What you have to do. Could you recast the data as a Markdown table with the columns Row and Line, starting at the line containing "bar: 0.2% <box>823 825 852 832</box>" and ending at the line containing "x-tick-label: 90 <box>790 843 823 877</box>", both included, and leaving out any blank lines?

Records supplied.

** START **

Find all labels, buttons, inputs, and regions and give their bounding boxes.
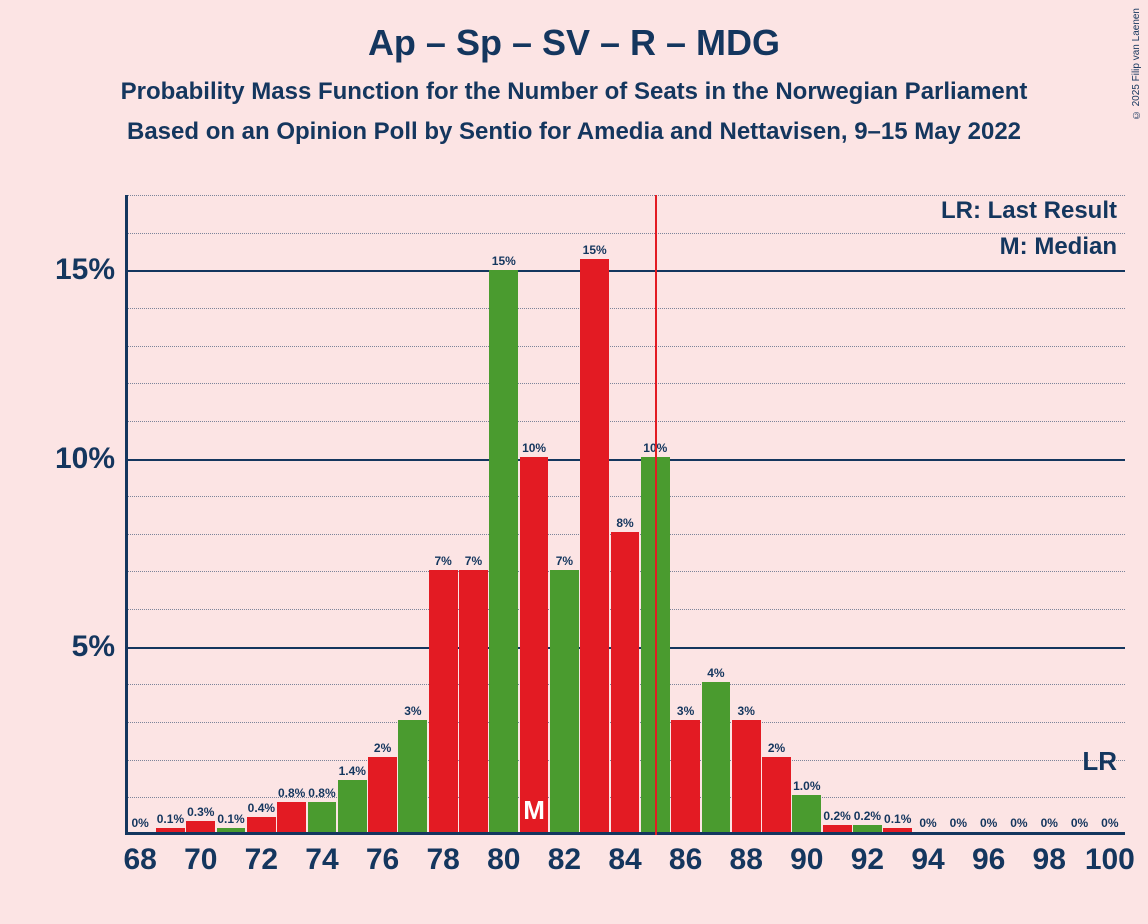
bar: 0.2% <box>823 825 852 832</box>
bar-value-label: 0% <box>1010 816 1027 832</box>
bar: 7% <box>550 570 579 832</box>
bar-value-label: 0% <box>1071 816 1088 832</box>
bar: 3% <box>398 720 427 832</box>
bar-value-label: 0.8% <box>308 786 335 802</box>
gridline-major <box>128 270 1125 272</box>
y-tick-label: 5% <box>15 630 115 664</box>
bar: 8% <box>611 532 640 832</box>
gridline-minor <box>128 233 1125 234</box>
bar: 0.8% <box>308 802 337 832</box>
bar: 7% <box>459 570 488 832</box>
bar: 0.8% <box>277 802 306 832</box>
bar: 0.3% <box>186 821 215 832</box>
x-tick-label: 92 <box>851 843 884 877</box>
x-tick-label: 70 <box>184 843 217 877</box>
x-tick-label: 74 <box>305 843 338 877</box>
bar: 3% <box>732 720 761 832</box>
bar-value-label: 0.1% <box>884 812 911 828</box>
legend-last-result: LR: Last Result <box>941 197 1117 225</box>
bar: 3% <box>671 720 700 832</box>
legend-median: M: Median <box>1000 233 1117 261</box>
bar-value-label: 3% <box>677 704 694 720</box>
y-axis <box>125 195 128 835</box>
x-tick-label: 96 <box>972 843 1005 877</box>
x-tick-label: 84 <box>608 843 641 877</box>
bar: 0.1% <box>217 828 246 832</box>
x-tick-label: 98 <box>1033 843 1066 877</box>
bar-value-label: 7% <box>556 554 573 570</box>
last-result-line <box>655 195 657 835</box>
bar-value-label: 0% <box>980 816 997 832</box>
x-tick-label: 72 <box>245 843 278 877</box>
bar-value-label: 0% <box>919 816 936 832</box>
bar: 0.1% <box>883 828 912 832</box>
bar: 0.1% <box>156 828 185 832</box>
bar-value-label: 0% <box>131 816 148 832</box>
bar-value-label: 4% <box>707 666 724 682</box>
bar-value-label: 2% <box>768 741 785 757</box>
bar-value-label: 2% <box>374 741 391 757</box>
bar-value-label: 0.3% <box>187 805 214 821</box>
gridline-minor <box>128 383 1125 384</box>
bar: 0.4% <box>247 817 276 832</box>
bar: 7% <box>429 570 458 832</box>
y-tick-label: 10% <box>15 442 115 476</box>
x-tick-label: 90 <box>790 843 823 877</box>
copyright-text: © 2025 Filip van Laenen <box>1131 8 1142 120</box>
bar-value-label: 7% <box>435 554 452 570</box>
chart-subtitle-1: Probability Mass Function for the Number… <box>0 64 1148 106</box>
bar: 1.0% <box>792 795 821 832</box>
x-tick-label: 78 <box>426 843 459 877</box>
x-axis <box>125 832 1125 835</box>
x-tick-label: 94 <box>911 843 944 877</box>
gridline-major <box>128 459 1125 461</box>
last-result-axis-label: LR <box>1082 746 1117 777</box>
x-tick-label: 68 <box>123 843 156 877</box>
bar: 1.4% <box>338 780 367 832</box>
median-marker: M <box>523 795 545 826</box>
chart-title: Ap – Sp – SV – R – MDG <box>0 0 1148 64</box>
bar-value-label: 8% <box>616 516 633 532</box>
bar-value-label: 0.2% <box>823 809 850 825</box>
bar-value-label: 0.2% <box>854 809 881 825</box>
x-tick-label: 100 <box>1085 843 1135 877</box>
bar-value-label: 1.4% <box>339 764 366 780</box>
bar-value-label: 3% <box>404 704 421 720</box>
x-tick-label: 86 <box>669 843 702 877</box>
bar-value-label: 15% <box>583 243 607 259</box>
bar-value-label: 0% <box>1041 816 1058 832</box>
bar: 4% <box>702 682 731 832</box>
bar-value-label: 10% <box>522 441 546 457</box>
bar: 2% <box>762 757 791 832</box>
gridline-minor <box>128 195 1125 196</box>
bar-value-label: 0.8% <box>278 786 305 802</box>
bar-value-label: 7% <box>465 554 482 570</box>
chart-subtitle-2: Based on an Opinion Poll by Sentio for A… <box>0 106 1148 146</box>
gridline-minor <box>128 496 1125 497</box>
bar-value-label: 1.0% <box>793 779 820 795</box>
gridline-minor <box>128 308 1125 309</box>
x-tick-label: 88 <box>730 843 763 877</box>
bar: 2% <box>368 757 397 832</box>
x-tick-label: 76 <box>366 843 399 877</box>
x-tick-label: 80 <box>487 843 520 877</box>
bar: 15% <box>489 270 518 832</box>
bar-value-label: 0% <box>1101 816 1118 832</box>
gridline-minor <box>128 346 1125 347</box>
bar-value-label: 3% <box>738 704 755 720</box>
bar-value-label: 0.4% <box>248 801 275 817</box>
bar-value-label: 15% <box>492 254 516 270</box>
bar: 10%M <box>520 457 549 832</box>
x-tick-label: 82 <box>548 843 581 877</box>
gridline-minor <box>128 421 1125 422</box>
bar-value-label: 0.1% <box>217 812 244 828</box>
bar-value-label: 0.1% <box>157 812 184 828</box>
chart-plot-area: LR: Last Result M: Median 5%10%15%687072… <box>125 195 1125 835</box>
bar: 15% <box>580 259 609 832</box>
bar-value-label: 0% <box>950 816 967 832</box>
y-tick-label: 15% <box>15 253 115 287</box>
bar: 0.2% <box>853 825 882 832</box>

** END **

Full output.
| Row | Line |
|---|---|
| 1 | bar: 0.2% <box>823 825 852 832</box> |
| 2 | bar-value-label: 0% <box>1010 816 1027 832</box> |
| 3 | bar: 7% <box>550 570 579 832</box> |
| 4 | bar-value-label: 0% <box>1071 816 1088 832</box> |
| 5 | bar: 3% <box>398 720 427 832</box> |
| 6 | bar-value-label: 0.8% <box>308 786 335 802</box> |
| 7 | gridline-major <box>128 270 1125 272</box> |
| 8 | y-tick-label: 5% <box>15 630 115 664</box> |
| 9 | bar: 8% <box>611 532 640 832</box> |
| 10 | gridline-minor <box>128 233 1125 234</box> |
| 11 | bar: 0.8% <box>308 802 337 832</box> |
| 12 | bar: 7% <box>459 570 488 832</box> |
| 13 | bar: 0.8% <box>277 802 306 832</box> |
| 14 | bar: 0.3% <box>186 821 215 832</box> |
| 15 | x-tick-label: 92 <box>851 843 884 877</box> |
| 16 | x-tick-label: 70 <box>184 843 217 877</box> |
| 17 | x-tick-label: 74 <box>305 843 338 877</box> |
| 18 | bar: 3% <box>732 720 761 832</box> |
| 19 | bar-value-label: 0.1% <box>884 812 911 828</box> |
| 20 | legend-last-result: LR: Last Result <box>941 197 1117 225</box> |
| 21 | bar: 3% <box>671 720 700 832</box> |
| 22 | legend-median: M: Median <box>1000 233 1117 261</box> |
| 23 | bar-value-label: 3% <box>677 704 694 720</box> |
| 24 | y-axis <box>125 195 128 835</box> |
| 25 | x-tick-label: 96 <box>972 843 1005 877</box> |
| 26 | x-tick-label: 84 <box>608 843 641 877</box> |
| 27 | bar: 0.1% <box>217 828 246 832</box> |
| 28 | x-tick-label: 98 <box>1033 843 1066 877</box> |
| 29 | bar-value-label: 7% <box>556 554 573 570</box> |
| 30 | last-result-line <box>655 195 657 835</box> |
| 31 | bar-value-label: 0% <box>980 816 997 832</box> |
| 32 | x-tick-label: 72 <box>245 843 278 877</box> |
| 33 | bar-value-label: 0% <box>919 816 936 832</box> |
| 34 | bar: 0.1% <box>883 828 912 832</box> |
| 35 | bar: 0.1% <box>156 828 185 832</box> |
| 36 | bar-value-label: 0% <box>131 816 148 832</box> |
| 37 | bar-value-label: 4% <box>707 666 724 682</box> |
| 38 | bar-value-label: 2% <box>768 741 785 757</box> |
| 39 | bar-value-label: 2% <box>374 741 391 757</box> |
| 40 | bar-value-label: 0.3% <box>187 805 214 821</box> |
| 41 | gridline-minor <box>128 383 1125 384</box> |
| 42 | bar: 0.4% <box>247 817 276 832</box> |
| 43 | bar: 7% <box>429 570 458 832</box> |
| 44 | y-tick-label: 10% <box>15 442 115 476</box> |
| 45 | x-tick-label: 90 <box>790 843 823 877</box> |